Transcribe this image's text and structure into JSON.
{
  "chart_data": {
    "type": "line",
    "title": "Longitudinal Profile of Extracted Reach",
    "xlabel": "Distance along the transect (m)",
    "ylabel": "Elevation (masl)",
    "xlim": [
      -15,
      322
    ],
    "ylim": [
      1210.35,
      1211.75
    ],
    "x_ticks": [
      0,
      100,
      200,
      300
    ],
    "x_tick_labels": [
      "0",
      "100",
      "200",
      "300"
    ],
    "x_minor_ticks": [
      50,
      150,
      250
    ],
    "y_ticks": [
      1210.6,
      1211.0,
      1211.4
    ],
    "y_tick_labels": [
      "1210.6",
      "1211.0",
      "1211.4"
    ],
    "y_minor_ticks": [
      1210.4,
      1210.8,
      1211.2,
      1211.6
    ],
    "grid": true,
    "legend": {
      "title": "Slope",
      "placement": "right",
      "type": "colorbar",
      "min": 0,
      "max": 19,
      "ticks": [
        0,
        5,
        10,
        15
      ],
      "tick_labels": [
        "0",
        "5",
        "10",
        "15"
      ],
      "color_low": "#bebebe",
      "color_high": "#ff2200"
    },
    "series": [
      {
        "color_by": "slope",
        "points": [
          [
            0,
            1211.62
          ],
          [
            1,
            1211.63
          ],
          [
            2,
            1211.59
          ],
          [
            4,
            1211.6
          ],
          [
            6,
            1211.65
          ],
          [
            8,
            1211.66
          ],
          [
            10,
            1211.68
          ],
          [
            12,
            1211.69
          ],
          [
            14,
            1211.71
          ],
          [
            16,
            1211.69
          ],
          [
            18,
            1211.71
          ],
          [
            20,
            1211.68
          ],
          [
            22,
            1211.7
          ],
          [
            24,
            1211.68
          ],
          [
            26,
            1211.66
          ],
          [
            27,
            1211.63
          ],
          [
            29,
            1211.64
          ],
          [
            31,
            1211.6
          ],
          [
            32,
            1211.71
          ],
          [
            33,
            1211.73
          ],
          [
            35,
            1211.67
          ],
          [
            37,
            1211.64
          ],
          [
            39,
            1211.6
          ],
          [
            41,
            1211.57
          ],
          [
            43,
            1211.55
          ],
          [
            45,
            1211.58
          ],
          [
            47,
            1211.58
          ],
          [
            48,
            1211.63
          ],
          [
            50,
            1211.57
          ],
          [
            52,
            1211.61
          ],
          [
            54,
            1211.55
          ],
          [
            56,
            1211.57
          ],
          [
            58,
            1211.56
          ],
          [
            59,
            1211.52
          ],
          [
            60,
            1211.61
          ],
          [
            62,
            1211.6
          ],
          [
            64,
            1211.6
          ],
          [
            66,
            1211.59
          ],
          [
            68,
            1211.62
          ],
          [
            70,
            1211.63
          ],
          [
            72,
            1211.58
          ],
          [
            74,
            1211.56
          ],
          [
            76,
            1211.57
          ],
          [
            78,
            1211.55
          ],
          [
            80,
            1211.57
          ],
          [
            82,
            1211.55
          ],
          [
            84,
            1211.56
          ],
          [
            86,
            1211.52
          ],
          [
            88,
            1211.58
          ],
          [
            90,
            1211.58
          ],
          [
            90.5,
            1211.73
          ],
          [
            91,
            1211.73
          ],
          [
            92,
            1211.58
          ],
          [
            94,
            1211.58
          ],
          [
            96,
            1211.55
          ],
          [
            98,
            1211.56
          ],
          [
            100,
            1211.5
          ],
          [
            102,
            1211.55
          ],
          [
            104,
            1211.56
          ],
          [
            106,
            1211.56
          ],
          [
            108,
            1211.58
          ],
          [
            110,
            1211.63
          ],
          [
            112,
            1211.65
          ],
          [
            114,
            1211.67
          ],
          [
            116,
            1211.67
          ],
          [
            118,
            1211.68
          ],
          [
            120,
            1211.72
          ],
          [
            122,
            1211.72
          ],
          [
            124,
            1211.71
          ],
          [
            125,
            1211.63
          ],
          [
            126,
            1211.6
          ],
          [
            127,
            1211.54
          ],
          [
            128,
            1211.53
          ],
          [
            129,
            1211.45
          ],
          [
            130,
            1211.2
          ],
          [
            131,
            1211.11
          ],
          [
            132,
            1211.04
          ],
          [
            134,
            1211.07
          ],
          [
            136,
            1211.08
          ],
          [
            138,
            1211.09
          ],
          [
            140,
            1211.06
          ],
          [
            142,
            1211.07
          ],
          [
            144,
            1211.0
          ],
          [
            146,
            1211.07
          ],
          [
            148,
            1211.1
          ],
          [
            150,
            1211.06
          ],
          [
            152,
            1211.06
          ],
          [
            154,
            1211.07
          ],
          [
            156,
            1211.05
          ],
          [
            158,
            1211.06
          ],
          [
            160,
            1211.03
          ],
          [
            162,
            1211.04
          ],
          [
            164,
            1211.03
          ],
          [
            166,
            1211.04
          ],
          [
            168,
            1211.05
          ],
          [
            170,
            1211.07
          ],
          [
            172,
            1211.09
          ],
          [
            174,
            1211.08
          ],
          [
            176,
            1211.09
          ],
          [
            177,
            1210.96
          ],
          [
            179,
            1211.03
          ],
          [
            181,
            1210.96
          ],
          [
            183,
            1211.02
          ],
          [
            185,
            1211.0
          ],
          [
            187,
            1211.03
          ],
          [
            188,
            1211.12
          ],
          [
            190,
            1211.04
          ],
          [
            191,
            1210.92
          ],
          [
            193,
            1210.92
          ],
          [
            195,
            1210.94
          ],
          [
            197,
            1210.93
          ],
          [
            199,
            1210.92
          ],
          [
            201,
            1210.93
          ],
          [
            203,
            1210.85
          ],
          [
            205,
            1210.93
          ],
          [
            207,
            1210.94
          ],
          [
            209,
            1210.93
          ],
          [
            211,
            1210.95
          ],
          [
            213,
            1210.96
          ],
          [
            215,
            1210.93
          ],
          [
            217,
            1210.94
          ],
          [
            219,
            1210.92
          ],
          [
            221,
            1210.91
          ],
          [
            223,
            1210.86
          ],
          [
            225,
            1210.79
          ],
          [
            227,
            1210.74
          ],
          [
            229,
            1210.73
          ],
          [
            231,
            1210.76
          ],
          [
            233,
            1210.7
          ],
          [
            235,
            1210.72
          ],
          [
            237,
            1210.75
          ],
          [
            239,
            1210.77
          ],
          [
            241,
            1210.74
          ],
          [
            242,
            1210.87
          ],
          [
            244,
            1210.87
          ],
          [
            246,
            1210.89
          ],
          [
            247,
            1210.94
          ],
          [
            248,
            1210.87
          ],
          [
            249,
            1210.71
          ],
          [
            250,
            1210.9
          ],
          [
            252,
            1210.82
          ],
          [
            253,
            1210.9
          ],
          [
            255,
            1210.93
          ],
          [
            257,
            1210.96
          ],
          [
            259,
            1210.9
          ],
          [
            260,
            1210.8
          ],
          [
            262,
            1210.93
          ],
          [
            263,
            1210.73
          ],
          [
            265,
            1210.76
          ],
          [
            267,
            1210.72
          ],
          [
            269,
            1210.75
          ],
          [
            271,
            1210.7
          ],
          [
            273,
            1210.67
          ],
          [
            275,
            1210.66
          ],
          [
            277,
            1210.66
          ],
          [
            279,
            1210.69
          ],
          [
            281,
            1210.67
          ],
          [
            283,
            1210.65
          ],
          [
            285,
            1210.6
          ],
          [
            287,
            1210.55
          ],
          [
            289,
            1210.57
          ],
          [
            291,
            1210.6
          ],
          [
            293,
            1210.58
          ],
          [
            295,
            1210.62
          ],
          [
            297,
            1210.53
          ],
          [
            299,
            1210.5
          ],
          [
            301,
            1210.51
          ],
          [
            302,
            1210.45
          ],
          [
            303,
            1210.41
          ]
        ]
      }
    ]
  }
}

-- Exercise brief --
Output all of the data above without any alteration.

-- Answer for the task --
Transcribe this image's text and structure into JSON.
{
  "chart_data": {
    "type": "line",
    "title": "Longitudinal Profile of Extracted Reach",
    "xlabel": "Distance along the transect (m)",
    "ylabel": "Elevation (masl)",
    "xlim": [
      -15,
      322
    ],
    "ylim": [
      1210.35,
      1211.75
    ],
    "x_ticks": [
      0,
      100,
      200,
      300
    ],
    "x_tick_labels": [
      "0",
      "100",
      "200",
      "300"
    ],
    "x_minor_ticks": [
      50,
      150,
      250
    ],
    "y_ticks": [
      1210.6,
      1211.0,
      1211.4
    ],
    "y_tick_labels": [
      "1210.6",
      "1211.0",
      "1211.4"
    ],
    "y_minor_ticks": [
      1210.4,
      1210.8,
      1211.2,
      1211.6
    ],
    "grid": true,
    "legend": {
      "title": "Slope",
      "placement": "right",
      "type": "colorbar",
      "min": 0,
      "max": 19,
      "ticks": [
        0,
        5,
        10,
        15
      ],
      "tick_labels": [
        "0",
        "5",
        "10",
        "15"
      ],
      "color_low": "#bebebe",
      "color_high": "#ff2200"
    },
    "series": [
      {
        "color_by": "slope",
        "points": [
          [
            0,
            1211.62
          ],
          [
            1,
            1211.63
          ],
          [
            2,
            1211.59
          ],
          [
            4,
            1211.6
          ],
          [
            6,
            1211.65
          ],
          [
            8,
            1211.66
          ],
          [
            10,
            1211.68
          ],
          [
            12,
            1211.69
          ],
          [
            14,
            1211.71
          ],
          [
            16,
            1211.69
          ],
          [
            18,
            1211.71
          ],
          [
            20,
            1211.68
          ],
          [
            22,
            1211.7
          ],
          [
            24,
            1211.68
          ],
          [
            26,
            1211.66
          ],
          [
            27,
            1211.63
          ],
          [
            29,
            1211.64
          ],
          [
            31,
            1211.6
          ],
          [
            32,
            1211.71
          ],
          [
            33,
            1211.73
          ],
          [
            35,
            1211.67
          ],
          [
            37,
            1211.64
          ],
          [
            39,
            1211.6
          ],
          [
            41,
            1211.57
          ],
          [
            43,
            1211.55
          ],
          [
            45,
            1211.58
          ],
          [
            47,
            1211.58
          ],
          [
            48,
            1211.63
          ],
          [
            50,
            1211.57
          ],
          [
            52,
            1211.61
          ],
          [
            54,
            1211.55
          ],
          [
            56,
            1211.57
          ],
          [
            58,
            1211.56
          ],
          [
            59,
            1211.52
          ],
          [
            60,
            1211.61
          ],
          [
            62,
            1211.6
          ],
          [
            64,
            1211.6
          ],
          [
            66,
            1211.59
          ],
          [
            68,
            1211.62
          ],
          [
            70,
            1211.63
          ],
          [
            72,
            1211.58
          ],
          [
            74,
            1211.56
          ],
          [
            76,
            1211.57
          ],
          [
            78,
            1211.55
          ],
          [
            80,
            1211.57
          ],
          [
            82,
            1211.55
          ],
          [
            84,
            1211.56
          ],
          [
            86,
            1211.52
          ],
          [
            88,
            1211.58
          ],
          [
            90,
            1211.58
          ],
          [
            90.5,
            1211.73
          ],
          [
            91,
            1211.73
          ],
          [
            92,
            1211.58
          ],
          [
            94,
            1211.58
          ],
          [
            96,
            1211.55
          ],
          [
            98,
            1211.56
          ],
          [
            100,
            1211.5
          ],
          [
            102,
            1211.55
          ],
          [
            104,
            1211.56
          ],
          [
            106,
            1211.56
          ],
          [
            108,
            1211.58
          ],
          [
            110,
            1211.63
          ],
          [
            112,
            1211.65
          ],
          [
            114,
            1211.67
          ],
          [
            116,
            1211.67
          ],
          [
            118,
            1211.68
          ],
          [
            120,
            1211.72
          ],
          [
            122,
            1211.72
          ],
          [
            124,
            1211.71
          ],
          [
            125,
            1211.63
          ],
          [
            126,
            1211.6
          ],
          [
            127,
            1211.54
          ],
          [
            128,
            1211.53
          ],
          [
            129,
            1211.45
          ],
          [
            130,
            1211.2
          ],
          [
            131,
            1211.11
          ],
          [
            132,
            1211.04
          ],
          [
            134,
            1211.07
          ],
          [
            136,
            1211.08
          ],
          [
            138,
            1211.09
          ],
          [
            140,
            1211.06
          ],
          [
            142,
            1211.07
          ],
          [
            144,
            1211.0
          ],
          [
            146,
            1211.07
          ],
          [
            148,
            1211.1
          ],
          [
            150,
            1211.06
          ],
          [
            152,
            1211.06
          ],
          [
            154,
            1211.07
          ],
          [
            156,
            1211.05
          ],
          [
            158,
            1211.06
          ],
          [
            160,
            1211.03
          ],
          [
            162,
            1211.04
          ],
          [
            164,
            1211.03
          ],
          [
            166,
            1211.04
          ],
          [
            168,
            1211.05
          ],
          [
            170,
            1211.07
          ],
          [
            172,
            1211.09
          ],
          [
            174,
            1211.08
          ],
          [
            176,
            1211.09
          ],
          [
            177,
            1210.96
          ],
          [
            179,
            1211.03
          ],
          [
            181,
            1210.96
          ],
          [
            183,
            1211.02
          ],
          [
            185,
            1211.0
          ],
          [
            187,
            1211.03
          ],
          [
            188,
            1211.12
          ],
          [
            190,
            1211.04
          ],
          [
            191,
            1210.92
          ],
          [
            193,
            1210.92
          ],
          [
            195,
            1210.94
          ],
          [
            197,
            1210.93
          ],
          [
            199,
            1210.92
          ],
          [
            201,
            1210.93
          ],
          [
            203,
            1210.85
          ],
          [
            205,
            1210.93
          ],
          [
            207,
            1210.94
          ],
          [
            209,
            1210.93
          ],
          [
            211,
            1210.95
          ],
          [
            213,
            1210.96
          ],
          [
            215,
            1210.93
          ],
          [
            217,
            1210.94
          ],
          [
            219,
            1210.92
          ],
          [
            221,
            1210.91
          ],
          [
            223,
            1210.86
          ],
          [
            225,
            1210.79
          ],
          [
            227,
            1210.74
          ],
          [
            229,
            1210.73
          ],
          [
            231,
            1210.76
          ],
          [
            233,
            1210.7
          ],
          [
            235,
            1210.72
          ],
          [
            237,
            1210.75
          ],
          [
            239,
            1210.77
          ],
          [
            241,
            1210.74
          ],
          [
            242,
            1210.87
          ],
          [
            244,
            1210.87
          ],
          [
            246,
            1210.89
          ],
          [
            247,
            1210.94
          ],
          [
            248,
            1210.87
          ],
          [
            249,
            1210.71
          ],
          [
            250,
            1210.9
          ],
          [
            252,
            1210.82
          ],
          [
            253,
            1210.9
          ],
          [
            255,
            1210.93
          ],
          [
            257,
            1210.96
          ],
          [
            259,
            1210.9
          ],
          [
            260,
            1210.8
          ],
          [
            262,
            1210.93
          ],
          [
            263,
            1210.73
          ],
          [
            265,
            1210.76
          ],
          [
            267,
            1210.72
          ],
          [
            269,
            1210.75
          ],
          [
            271,
            1210.7
          ],
          [
            273,
            1210.67
          ],
          [
            275,
            1210.66
          ],
          [
            277,
            1210.66
          ],
          [
            279,
            1210.69
          ],
          [
            281,
            1210.67
          ],
          [
            283,
            1210.65
          ],
          [
            285,
            1210.6
          ],
          [
            287,
            1210.55
          ],
          [
            289,
            1210.57
          ],
          [
            291,
            1210.6
          ],
          [
            293,
            1210.58
          ],
          [
            295,
            1210.62
          ],
          [
            297,
            1210.53
          ],
          [
            299,
            1210.5
          ],
          [
            301,
            1210.51
          ],
          [
            302,
            1210.45
          ],
          [
            303,
            1210.41
          ]
        ]
      }
    ]
  }
}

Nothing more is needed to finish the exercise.